===== Information provided =====

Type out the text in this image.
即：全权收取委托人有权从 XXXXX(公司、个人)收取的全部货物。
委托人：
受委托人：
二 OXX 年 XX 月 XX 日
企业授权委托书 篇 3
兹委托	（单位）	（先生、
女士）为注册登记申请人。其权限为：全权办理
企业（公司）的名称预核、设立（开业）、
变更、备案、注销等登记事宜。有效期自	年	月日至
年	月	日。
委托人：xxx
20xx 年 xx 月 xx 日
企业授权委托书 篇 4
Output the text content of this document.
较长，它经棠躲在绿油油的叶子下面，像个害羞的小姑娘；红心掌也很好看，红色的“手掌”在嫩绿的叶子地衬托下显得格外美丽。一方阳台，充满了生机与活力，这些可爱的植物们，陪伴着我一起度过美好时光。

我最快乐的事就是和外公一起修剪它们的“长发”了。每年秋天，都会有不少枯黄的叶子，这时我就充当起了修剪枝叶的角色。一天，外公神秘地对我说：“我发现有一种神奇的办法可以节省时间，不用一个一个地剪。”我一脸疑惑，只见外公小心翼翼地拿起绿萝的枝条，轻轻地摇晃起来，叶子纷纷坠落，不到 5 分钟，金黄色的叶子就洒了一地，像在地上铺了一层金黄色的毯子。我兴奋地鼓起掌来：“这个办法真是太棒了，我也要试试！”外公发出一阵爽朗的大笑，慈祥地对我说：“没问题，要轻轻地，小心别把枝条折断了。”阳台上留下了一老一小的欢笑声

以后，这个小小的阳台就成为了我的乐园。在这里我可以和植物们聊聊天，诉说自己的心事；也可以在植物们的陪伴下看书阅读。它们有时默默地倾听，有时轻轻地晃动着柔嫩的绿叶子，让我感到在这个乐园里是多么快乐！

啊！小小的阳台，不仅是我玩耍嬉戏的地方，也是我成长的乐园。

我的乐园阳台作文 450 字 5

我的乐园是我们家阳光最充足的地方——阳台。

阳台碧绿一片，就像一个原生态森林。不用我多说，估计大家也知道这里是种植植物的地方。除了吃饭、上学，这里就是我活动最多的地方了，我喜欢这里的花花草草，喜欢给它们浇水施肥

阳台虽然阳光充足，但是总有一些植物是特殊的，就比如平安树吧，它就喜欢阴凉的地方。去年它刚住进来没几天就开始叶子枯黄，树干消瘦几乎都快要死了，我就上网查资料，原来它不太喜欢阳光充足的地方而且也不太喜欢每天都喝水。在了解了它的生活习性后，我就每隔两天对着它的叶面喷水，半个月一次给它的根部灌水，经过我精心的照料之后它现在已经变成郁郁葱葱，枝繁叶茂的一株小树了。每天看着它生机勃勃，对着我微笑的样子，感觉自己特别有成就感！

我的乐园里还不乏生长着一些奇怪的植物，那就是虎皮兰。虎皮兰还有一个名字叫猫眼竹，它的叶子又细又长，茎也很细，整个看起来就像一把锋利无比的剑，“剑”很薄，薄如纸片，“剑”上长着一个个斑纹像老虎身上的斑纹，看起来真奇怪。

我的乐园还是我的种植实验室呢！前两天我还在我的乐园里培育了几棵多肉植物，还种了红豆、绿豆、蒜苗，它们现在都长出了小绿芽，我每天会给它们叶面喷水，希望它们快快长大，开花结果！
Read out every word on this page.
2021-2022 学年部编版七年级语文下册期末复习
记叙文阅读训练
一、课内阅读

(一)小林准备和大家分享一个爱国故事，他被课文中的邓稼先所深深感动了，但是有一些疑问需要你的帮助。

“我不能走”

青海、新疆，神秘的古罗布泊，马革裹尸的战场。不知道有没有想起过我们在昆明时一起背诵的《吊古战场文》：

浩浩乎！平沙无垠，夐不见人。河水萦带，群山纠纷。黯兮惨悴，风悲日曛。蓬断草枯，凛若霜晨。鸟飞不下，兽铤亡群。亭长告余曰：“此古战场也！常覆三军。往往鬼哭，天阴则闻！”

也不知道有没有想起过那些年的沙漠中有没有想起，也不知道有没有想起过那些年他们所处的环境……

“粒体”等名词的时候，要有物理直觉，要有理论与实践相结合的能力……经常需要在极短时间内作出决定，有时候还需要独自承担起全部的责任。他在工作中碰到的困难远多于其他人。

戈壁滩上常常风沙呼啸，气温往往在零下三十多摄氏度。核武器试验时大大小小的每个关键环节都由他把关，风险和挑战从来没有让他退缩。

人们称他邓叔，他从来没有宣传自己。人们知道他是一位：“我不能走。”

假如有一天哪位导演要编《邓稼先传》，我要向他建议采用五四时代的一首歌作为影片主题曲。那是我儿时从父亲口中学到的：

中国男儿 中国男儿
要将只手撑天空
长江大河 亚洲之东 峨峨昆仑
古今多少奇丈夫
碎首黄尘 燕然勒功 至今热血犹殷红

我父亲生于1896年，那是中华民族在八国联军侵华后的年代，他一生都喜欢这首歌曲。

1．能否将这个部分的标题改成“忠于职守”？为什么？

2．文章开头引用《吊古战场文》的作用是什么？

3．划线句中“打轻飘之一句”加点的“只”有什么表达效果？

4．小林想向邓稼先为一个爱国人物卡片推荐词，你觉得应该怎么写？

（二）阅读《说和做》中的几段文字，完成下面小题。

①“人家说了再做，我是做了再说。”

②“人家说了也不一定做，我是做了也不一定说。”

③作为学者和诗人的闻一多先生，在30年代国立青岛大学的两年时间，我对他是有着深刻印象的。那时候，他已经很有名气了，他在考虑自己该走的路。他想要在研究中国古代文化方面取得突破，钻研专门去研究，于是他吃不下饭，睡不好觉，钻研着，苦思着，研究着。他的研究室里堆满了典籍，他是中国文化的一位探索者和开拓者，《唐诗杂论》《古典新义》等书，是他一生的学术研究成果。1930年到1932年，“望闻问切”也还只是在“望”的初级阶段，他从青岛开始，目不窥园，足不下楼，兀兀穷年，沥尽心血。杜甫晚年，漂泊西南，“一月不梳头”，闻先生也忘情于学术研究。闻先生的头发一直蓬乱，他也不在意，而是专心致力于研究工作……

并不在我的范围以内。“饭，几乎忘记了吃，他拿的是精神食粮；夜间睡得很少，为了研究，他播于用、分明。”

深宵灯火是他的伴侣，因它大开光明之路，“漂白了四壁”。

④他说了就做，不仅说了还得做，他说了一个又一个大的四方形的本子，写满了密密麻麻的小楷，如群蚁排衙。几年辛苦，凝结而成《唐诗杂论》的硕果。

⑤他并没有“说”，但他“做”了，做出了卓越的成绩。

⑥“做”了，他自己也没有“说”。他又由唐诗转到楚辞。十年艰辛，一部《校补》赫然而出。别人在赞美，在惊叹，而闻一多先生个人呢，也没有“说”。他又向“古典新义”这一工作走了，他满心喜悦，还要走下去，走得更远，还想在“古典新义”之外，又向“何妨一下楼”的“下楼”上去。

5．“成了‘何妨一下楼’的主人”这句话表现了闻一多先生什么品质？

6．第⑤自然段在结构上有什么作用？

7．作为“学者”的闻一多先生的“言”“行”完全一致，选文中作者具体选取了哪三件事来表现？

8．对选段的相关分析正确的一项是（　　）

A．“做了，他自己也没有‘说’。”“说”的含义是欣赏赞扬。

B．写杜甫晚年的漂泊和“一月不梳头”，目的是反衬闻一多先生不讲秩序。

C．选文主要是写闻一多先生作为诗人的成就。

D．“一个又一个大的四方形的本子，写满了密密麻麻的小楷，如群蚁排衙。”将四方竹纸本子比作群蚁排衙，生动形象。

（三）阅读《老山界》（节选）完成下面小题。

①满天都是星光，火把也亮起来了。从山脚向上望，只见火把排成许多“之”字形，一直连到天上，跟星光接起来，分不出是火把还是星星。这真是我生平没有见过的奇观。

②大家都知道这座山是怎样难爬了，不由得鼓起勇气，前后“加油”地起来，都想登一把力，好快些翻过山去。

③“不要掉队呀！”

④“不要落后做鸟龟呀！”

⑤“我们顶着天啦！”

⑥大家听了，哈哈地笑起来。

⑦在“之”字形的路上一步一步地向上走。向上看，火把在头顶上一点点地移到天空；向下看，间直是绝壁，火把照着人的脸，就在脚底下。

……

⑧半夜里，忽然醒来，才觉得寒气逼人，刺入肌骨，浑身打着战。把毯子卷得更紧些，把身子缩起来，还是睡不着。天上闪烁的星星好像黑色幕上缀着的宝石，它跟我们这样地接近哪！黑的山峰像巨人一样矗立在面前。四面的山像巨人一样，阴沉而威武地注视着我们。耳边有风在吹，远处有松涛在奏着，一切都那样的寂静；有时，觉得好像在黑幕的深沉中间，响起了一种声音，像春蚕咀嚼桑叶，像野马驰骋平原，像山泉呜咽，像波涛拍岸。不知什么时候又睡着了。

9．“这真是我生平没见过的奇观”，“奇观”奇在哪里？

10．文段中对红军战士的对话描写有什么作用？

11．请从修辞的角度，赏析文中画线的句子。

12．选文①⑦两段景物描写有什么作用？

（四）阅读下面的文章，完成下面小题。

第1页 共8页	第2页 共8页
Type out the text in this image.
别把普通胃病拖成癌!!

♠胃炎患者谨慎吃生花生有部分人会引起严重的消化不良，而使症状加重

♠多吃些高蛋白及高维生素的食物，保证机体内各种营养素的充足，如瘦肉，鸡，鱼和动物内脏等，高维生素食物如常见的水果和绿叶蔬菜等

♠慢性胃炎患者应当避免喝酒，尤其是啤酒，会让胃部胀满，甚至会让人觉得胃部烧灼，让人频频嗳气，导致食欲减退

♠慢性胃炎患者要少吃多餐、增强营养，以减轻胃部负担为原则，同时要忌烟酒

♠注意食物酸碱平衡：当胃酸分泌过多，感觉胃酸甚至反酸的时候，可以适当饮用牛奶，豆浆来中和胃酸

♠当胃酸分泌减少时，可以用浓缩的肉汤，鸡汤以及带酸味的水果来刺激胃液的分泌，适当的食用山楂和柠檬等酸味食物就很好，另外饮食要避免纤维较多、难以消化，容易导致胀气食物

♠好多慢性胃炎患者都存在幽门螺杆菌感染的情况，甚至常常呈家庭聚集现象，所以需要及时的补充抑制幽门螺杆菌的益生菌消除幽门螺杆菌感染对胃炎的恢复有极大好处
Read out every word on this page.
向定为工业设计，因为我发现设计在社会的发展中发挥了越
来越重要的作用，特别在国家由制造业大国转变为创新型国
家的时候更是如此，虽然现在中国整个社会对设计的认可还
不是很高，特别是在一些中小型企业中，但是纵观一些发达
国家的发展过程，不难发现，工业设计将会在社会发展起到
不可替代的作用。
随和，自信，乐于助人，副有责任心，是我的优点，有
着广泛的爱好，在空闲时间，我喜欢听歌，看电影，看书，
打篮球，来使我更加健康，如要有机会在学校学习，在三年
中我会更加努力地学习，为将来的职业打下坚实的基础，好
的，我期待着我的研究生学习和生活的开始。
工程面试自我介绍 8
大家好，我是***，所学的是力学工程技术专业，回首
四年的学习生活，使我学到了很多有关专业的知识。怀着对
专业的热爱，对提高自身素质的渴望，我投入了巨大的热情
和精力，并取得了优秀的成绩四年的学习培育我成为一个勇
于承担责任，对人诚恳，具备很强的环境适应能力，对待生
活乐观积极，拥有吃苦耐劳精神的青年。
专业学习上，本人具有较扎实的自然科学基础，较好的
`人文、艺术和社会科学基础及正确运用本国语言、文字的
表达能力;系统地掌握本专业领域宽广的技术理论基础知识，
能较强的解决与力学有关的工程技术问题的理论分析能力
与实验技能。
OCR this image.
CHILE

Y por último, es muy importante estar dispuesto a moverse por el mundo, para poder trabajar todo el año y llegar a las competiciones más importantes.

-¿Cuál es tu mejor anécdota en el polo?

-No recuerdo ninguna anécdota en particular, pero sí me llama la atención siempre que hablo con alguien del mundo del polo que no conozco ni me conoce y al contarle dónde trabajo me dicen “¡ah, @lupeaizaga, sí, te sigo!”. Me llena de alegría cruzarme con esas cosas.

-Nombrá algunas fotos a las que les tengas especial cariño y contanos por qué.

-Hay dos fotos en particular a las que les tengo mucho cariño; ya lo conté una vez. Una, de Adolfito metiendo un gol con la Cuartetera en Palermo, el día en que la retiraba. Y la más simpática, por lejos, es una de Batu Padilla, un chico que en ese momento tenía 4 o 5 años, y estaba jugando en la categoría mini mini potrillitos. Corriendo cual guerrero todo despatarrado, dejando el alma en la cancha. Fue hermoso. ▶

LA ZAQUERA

=====

▸ **Stated goal**
From the entries above, extract every line where the word "一月不梳头" appears.

▸ **Written response**
③作为学者和诗人的闻一多先生，在30年代国立青岛大学的两年时间，我对他是有着深刻印象的。那时候，他已经很有名气了，他在考虑自己该走的路。他想要在研究中国古代文化方面取得突破，钻研专门去研究，于是他吃不下饭，睡不好觉，钻研着，苦思着，研究着。他的研究室里堆满了典籍，他是中国文化的一位探索者和开拓者，《唐诗杂论》《古典新义》等书，是他一生的学术研究成果。1930年到1932年，“望闻问切”也还只是在“望”的初级阶段，他从青岛开始，目不窥园，足不下楼，兀兀穷年，沥尽心血。杜甫晚年，漂泊西南，“一月不梳头”，闻先生也忘情于学术研究。闻先生的头发一直蓬乱，他也不在意，而是专心致力于研究工作……
B．写杜甫晚年的漂泊和“一月不梳头”，目的是反衬闻一多先生不讲秩序。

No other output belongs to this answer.